__Description of the task__
Reproduce the entries below in full, word for word.

Figure dataset records
------------------------------------------------

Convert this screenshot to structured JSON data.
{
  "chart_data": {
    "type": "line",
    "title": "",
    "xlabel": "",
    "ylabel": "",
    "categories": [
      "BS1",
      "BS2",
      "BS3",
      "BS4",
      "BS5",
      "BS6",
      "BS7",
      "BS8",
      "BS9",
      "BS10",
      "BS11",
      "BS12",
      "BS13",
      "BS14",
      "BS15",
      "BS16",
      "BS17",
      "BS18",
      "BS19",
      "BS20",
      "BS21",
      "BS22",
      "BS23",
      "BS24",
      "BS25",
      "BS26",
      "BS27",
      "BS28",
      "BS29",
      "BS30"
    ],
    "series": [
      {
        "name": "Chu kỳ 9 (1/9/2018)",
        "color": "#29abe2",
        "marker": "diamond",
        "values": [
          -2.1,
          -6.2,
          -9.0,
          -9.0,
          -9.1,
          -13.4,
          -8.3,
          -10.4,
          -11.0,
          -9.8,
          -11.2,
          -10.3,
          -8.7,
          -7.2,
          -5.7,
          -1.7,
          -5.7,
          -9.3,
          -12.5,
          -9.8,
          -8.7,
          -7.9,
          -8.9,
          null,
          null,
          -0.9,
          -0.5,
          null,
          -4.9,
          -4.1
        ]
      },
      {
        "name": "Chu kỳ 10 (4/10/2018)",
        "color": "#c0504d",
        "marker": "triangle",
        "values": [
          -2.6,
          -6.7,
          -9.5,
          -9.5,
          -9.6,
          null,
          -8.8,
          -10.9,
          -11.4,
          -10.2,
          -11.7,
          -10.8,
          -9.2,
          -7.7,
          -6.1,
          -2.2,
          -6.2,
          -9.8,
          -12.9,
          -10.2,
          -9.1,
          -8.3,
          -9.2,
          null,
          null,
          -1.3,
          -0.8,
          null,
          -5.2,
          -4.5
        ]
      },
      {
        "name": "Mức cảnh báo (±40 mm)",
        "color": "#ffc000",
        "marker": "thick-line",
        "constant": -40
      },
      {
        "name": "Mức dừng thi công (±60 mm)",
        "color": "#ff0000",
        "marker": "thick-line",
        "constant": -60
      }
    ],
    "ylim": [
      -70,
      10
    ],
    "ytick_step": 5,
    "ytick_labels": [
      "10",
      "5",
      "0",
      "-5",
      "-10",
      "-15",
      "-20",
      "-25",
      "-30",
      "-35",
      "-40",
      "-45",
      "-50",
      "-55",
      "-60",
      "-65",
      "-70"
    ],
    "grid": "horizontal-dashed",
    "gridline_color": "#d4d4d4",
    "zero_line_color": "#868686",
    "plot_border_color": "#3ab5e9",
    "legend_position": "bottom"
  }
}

------------------------------------------------

__Solution to this exercise__
Convert this screenshot to structured JSON data.
{
  "chart_data": {
    "type": "line",
    "title": "",
    "xlabel": "",
    "ylabel": "",
    "categories": [
      "BS1",
      "BS2",
      "BS3",
      "BS4",
      "BS5",
      "BS6",
      "BS7",
      "BS8",
      "BS9",
      "BS10",
      "BS11",
      "BS12",
      "BS13",
      "BS14",
      "BS15",
      "BS16",
      "BS17",
      "BS18",
      "BS19",
      "BS20",
      "BS21",
      "BS22",
      "BS23",
      "BS24",
      "BS25",
      "BS26",
      "BS27",
      "BS28",
      "BS29",
      "BS30"
    ],
    "series": [
      {
        "name": "Chu kỳ 9 (1/9/2018)",
        "color": "#29abe2",
        "marker": "diamond",
        "values": [
          -2.1,
          -6.2,
          -9.0,
          -9.0,
          -9.1,
          -13.4,
          -8.3,
          -10.4,
          -11.0,
          -9.8,
          -11.2,
          -10.3,
          -8.7,
          -7.2,
          -5.7,
          -1.7,
          -5.7,
          -9.3,
          -12.5,
          -9.8,
          -8.7,
          -7.9,
          -8.9,
          null,
          null,
          -0.9,
          -0.5,
          null,
          -4.9,
          -4.1
        ]
      },
      {
        "name": "Chu kỳ 10 (4/10/2018)",
        "color": "#c0504d",
        "marker": "triangle",
        "values": [
          -2.6,
          -6.7,
          -9.5,
          -9.5,
          -9.6,
          null,
          -8.8,
          -10.9,
          -11.4,
          -10.2,
          -11.7,
          -10.8,
          -9.2,
          -7.7,
          -6.1,
          -2.2,
          -6.2,
          -9.8,
          -12.9,
          -10.2,
          -9.1,
          -8.3,
          -9.2,
          null,
          null,
          -1.3,
          -0.8,
          null,
          -5.2,
          -4.5
        ]
      },
      {
        "name": "Mức cảnh báo (±40 mm)",
        "color": "#ffc000",
        "marker": "thick-line",
        "constant": -40
      },
      {
        "name": "Mức dừng thi công (±60 mm)",
        "color": "#ff0000",
        "marker": "thick-line",
        "constant": -60
      }
    ],
    "ylim": [
      -70,
      10
    ],
    "ytick_step": 5,
    "ytick_labels": [
      "10",
      "5",
      "0",
      "-5",
      "-10",
      "-15",
      "-20",
      "-25",
      "-30",
      "-35",
      "-40",
      "-45",
      "-50",
      "-55",
      "-60",
      "-65",
      "-70"
    ],
    "grid": "horizontal-dashed",
    "gridline_color": "#d4d4d4",
    "zero_line_color": "#868686",
    "plot_border_color": "#3ab5e9",
    "legend_position": "bottom"
  }
}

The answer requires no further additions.